>> Begin Data provided

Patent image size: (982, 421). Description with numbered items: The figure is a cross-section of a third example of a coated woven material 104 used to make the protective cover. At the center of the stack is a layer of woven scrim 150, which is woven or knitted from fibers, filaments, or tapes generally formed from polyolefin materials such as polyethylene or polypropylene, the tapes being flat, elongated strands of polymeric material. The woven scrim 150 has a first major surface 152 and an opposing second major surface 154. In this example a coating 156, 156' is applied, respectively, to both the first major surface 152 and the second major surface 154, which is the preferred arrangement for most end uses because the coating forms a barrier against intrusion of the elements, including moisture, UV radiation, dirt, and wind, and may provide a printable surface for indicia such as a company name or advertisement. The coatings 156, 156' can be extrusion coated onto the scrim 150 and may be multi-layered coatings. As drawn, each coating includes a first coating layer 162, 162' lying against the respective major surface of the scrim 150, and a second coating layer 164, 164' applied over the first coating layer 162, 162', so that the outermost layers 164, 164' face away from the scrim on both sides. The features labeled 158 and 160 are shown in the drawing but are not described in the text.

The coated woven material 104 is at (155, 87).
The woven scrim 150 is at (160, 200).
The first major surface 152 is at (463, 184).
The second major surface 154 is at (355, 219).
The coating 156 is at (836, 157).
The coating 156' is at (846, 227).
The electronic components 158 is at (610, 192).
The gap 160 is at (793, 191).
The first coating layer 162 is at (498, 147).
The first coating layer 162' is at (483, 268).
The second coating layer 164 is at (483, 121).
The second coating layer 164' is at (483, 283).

>> End Data provided

Show every line of the data above that contains the string "surface".

Patent image size: (982, 421). Description with numbered items: The figure is a cross-section of a third example of a coated woven material 104 used to make the protective cover. At the center of the stack is a layer of woven scrim 150, which is woven or knitted from fibers, filaments, or tapes generally formed from polyolefin materials such as polyethylene or polypropylene, the tapes being flat, elongated strands of polymeric material. The woven scrim 150 has a first major surface 152 and an opposing second major surface 154. In this example a coating 156, 156' is applied, respectively, to both the first major surface 152 and the second major surface 154, which is the preferred arrangement for most end uses because the coating forms a barrier against intrusion of the elements, including moisture, UV radiation, dirt, and wind, and may provide a printable surface for indicia such as a company name or advertisement. The coatings 156, 156' can be extrusion coated onto the scrim 150 and may be multi-layered coatings. As drawn, each coating includes a first coating layer 162, 162' lying against the respective major surface of the scrim 150, and a second coating layer 164, 164' applied over the first coating layer 162, 162', so that the outermost layers 164, 164' face away from the scrim on both sides. The features labeled 158 and 160 are shown in the drawing but are not described in the text.
The first major surface 152 is at (463, 184).
The second major surface 154 is at (355, 219).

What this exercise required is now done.